Write the data out again exactly, dropping any images it holds.

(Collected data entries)

______________________________

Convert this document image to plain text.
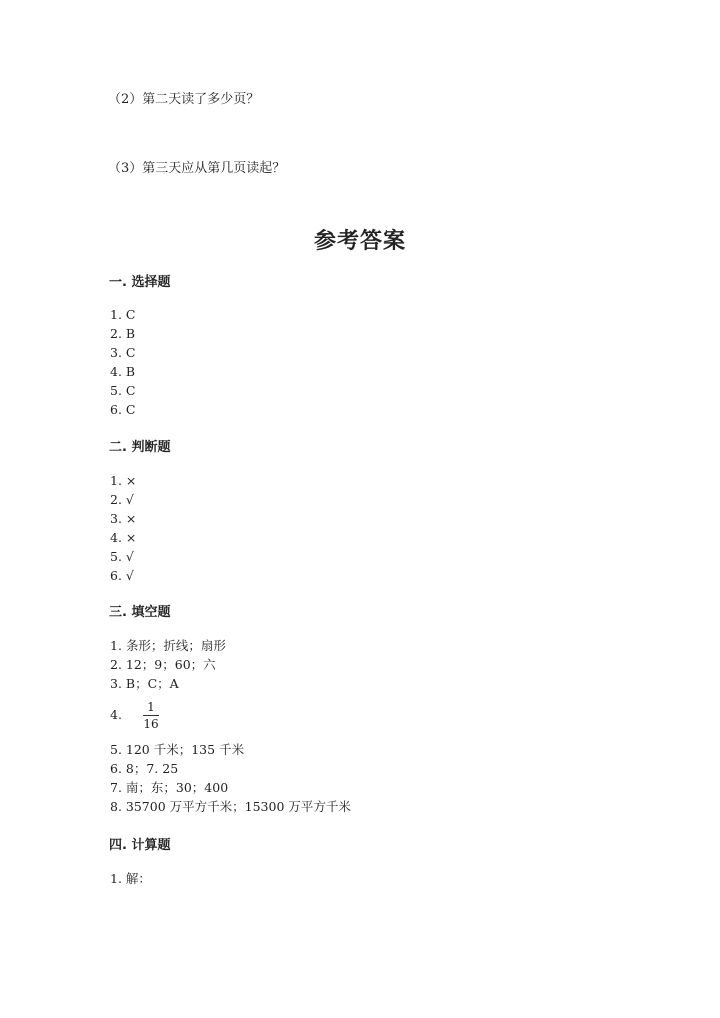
（2）第二天读了多少页？
（3）第三天应从第几页读起？
参考答案
一. 选择题
1. C
2. B
3. C
4. B
5. C
6. C
二. 判断题
1. ×
2. √
3. ×
4. ×
5. √
6. √
三. 填空题
1. 条形；折线；扇形
2. 12；9；60；六
3. B；C；A
4. 1
16
5. 120 千米；135 千米
6. 8；7. 25
7. 南；东；30；400
8. 35700 万平方千米；15300 万平方千米
四. 计算题
1. 解：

______________________________

» **COMPLETED EXERCISE**:
Convert this document image to plain text.
（2）第二天读了多少页？
（3）第三天应从第几页读起？
参考答案
一. 选择题
1. C
2. B
3. C
4. B
5. C
6. C
二. 判断题
1. ×
2. √
3. ×
4. ×
5. √
6. √
三. 填空题
1. 条形；折线；扇形
2. 12；9；60；六
3. B；C；A
4. 1
16
5. 120 千米；135 千米
6. 8；7. 25
7. 南；东；30；400
8. 35700 万平方千米；15300 万平方千米
四. 计算题
1. 解：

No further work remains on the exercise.